• _INPUT FOR THIS TASK_
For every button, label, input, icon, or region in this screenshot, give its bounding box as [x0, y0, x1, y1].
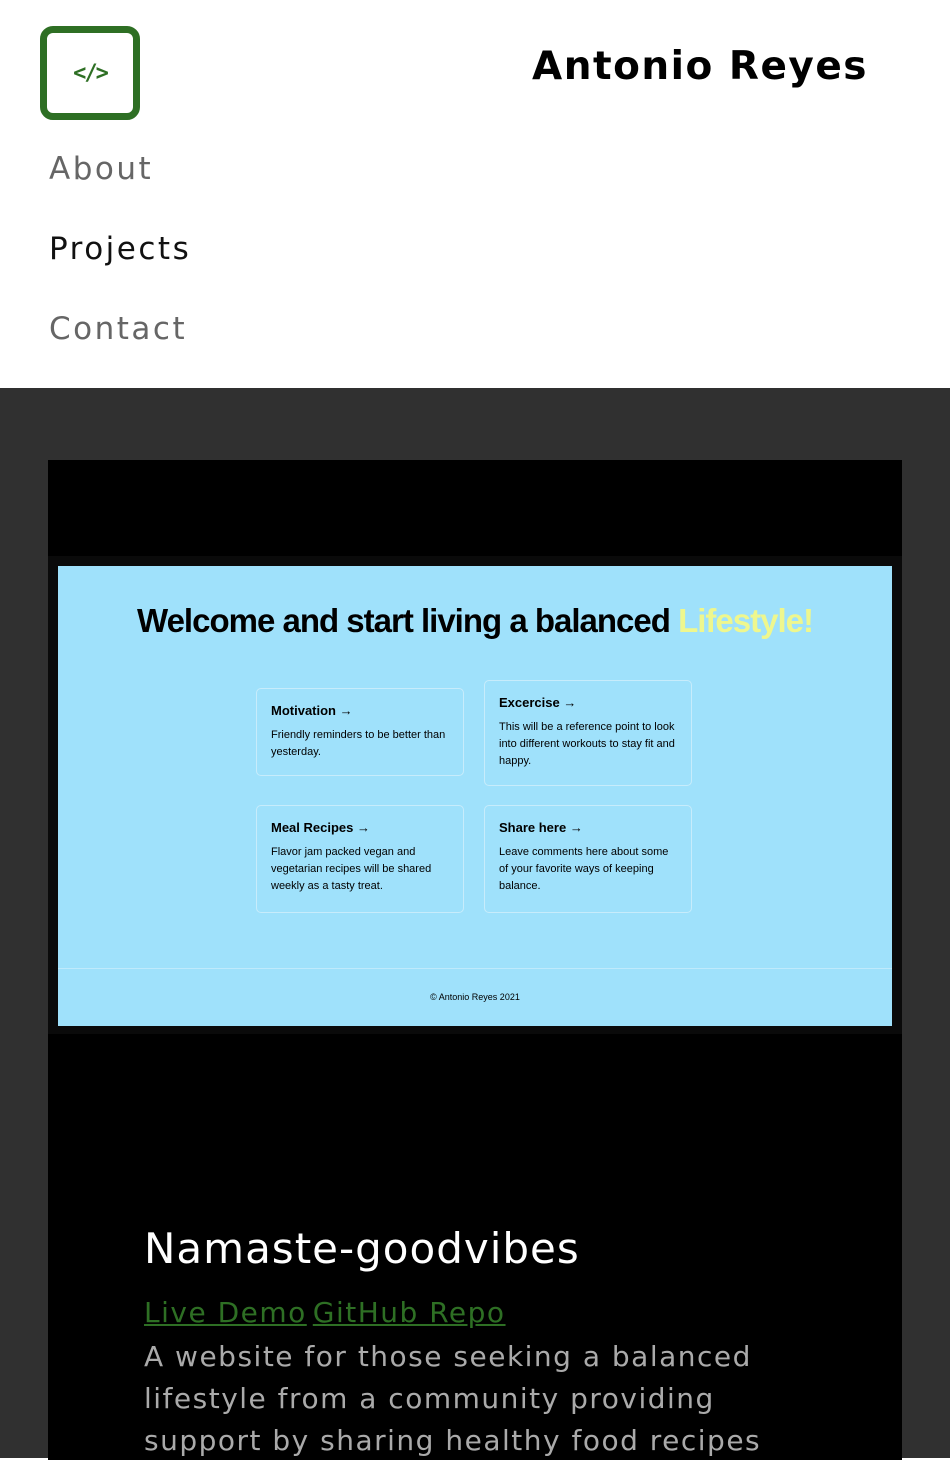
nav-contact[interactable]: Contact — [49, 311, 187, 347]
preview-card-exercise: Excercise → This will be a reference poi… — [484, 680, 692, 786]
preview-card-meal-recipes: Meal Recipes → Flavor jam packed vegan a… — [256, 805, 464, 913]
project-preview-image: Welcome and start living a balanced Life… — [58, 566, 892, 1026]
preview-card-title: Meal Recipes → — [271, 820, 370, 835]
preview-card-share-here: Share here → Leave comments here about s… — [484, 805, 692, 913]
github-repo-link[interactable]: GitHub Repo — [313, 1296, 506, 1329]
preview-divider — [58, 968, 892, 969]
nav-about[interactable]: About — [49, 151, 153, 187]
live-demo-link[interactable]: Live Demo — [144, 1296, 307, 1329]
preview-headline-main: Welcome and start living a balanced — [137, 602, 679, 639]
preview-card-title: Excercise → — [499, 695, 577, 710]
project-card: Welcome and start living a balanced Life… — [48, 460, 902, 1460]
logo-link[interactable]: </> — [40, 26, 140, 120]
projects-section: Welcome and start living a balanced Life… — [0, 388, 950, 1460]
preview-footer: © Antonio Reyes 2021 — [430, 992, 520, 1002]
project-description: A website for those seeking a balanced l… — [144, 1340, 762, 1457]
site-name: Antonio Reyes — [532, 44, 868, 89]
preview-headline: Welcome and start living a balanced Life… — [58, 602, 892, 640]
project-links: Live Demo GitHub Repo — [144, 1296, 512, 1329]
nav-projects[interactable]: Projects — [49, 231, 191, 267]
preview-card-title: Motivation → — [271, 703, 353, 718]
preview-card-text: Leave comments here about some of your f… — [499, 846, 669, 892]
preview-card-title: Share here → — [499, 820, 583, 835]
site-header: </> Antonio Reyes About Projects Contact — [0, 0, 950, 388]
preview-card-text: Flavor jam packed vegan and vegetarian r… — [271, 846, 432, 892]
preview-card-text: Friendly reminders to be better than yes… — [271, 729, 446, 758]
preview-headline-accent: Lifestyle! — [678, 602, 814, 639]
preview-card-motivation: Motivation → Friendly reminders to be be… — [256, 688, 464, 776]
code-icon: </> — [73, 60, 109, 86]
project-preview-frame: Welcome and start living a balanced Life… — [48, 556, 902, 1034]
preview-card-text: This will be a reference point to look i… — [499, 721, 675, 767]
project-title: Namaste-goodvibes — [144, 1224, 580, 1273]
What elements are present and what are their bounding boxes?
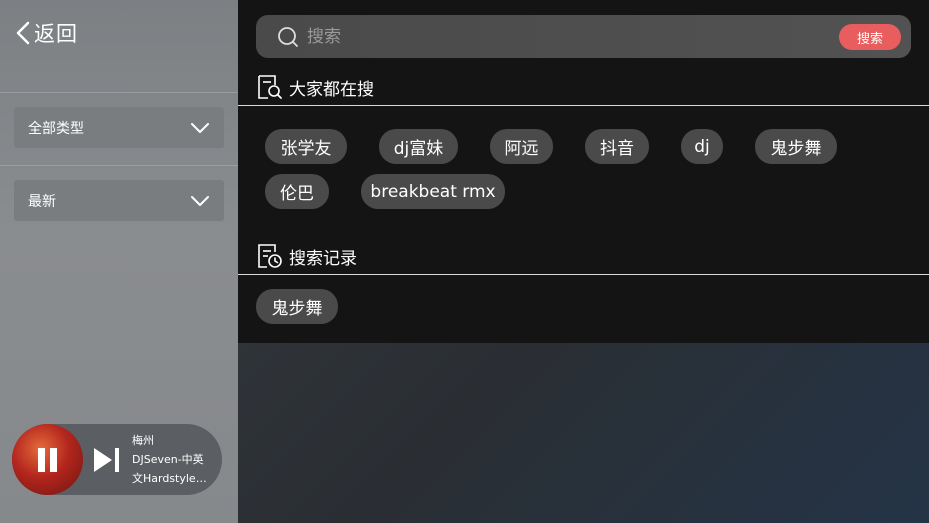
chevron-down-icon <box>191 122 209 133</box>
hot-tag[interactable]: breakbeat rmx <box>361 174 505 209</box>
pause-icon <box>38 447 45 472</box>
search-input[interactable] <box>307 23 787 50</box>
history-icon <box>258 244 282 268</box>
back-label: 返回 <box>34 22 78 46</box>
history-heading: 搜索记录 <box>289 248 357 269</box>
sort-filter-dropdown[interactable]: 最新 <box>14 180 224 221</box>
chevron-down-icon <box>191 195 209 206</box>
album-cover <box>12 424 83 495</box>
pause-button[interactable] <box>38 447 57 472</box>
next-button[interactable] <box>92 446 122 474</box>
hot-tag[interactable]: 张学友 <box>265 129 347 164</box>
hot-search-heading: 大家都在搜 <box>289 79 374 100</box>
song-title: 梅州 <box>132 434 154 447</box>
type-filter-dropdown[interactable]: 全部类型 <box>14 107 224 148</box>
type-filter-label: 全部类型 <box>28 120 84 137</box>
hot-tag[interactable]: dj富妹 <box>379 129 458 164</box>
history-header: 搜索记录 <box>256 242 357 270</box>
search-button[interactable]: 搜索 <box>839 24 901 50</box>
history-tag[interactable]: 鬼步舞 <box>256 289 338 324</box>
pause-icon-bar <box>50 447 57 472</box>
trending-search-icon <box>258 75 282 99</box>
hot-tag[interactable]: 抖音 <box>585 129 649 164</box>
search-panel: 搜索 大家都在搜 张学友 dj富妹 阿远 抖音 dj 鬼步舞 伦巴 breakb… <box>238 0 929 343</box>
sort-filter-label: 最新 <box>28 193 56 210</box>
hot-tag[interactable]: dj <box>681 129 723 164</box>
hot-tag[interactable]: 阿远 <box>490 129 553 164</box>
hot-tag[interactable]: 伦巴 <box>265 174 329 209</box>
sidebar: 返回 全部类型 最新 梅州 DJSeven-中英 文Hardstyle… <box>0 0 238 523</box>
song-artist: DJSeven-中英 <box>132 453 204 466</box>
section-divider <box>238 105 929 106</box>
search-bar: 搜索 <box>256 15 911 58</box>
search-icon <box>278 27 298 47</box>
mini-player: 梅州 DJSeven-中英 文Hardstyle… <box>12 424 222 495</box>
skip-next-icon <box>94 447 119 472</box>
section-divider <box>238 274 929 275</box>
chevron-left-icon <box>16 21 30 45</box>
song-subtitle: 文Hardstyle… <box>132 472 207 485</box>
sidebar-divider <box>0 92 238 93</box>
hot-search-header: 大家都在搜 <box>256 73 374 101</box>
song-info: 梅州 DJSeven-中英 文Hardstyle… <box>132 431 210 488</box>
hot-tag[interactable]: 鬼步舞 <box>755 129 837 164</box>
sidebar-divider <box>0 165 238 166</box>
back-button[interactable]: 返回 <box>14 18 78 48</box>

• _TASK GOAL_
Return, unchanged and in order, the lines of the records above from the line that contains "nav-contact[interactable]: Contact —" through the line that contains "preview-card-title: Meal Recipes", with both of those lines included.

• _ANSWER TO THIS PROBLEM_
nav-contact[interactable]: Contact — [49, 311, 187, 347]
preview-card-exercise: Excercise → This will be a reference poi… — [484, 680, 692, 786]
preview-card-meal-recipes: Meal Recipes → Flavor jam packed vegan a… — [256, 805, 464, 913]
project-preview-image: Welcome and start living a balanced Life… — [58, 566, 892, 1026]
preview-card-title: Meal Recipes → — [271, 820, 370, 835]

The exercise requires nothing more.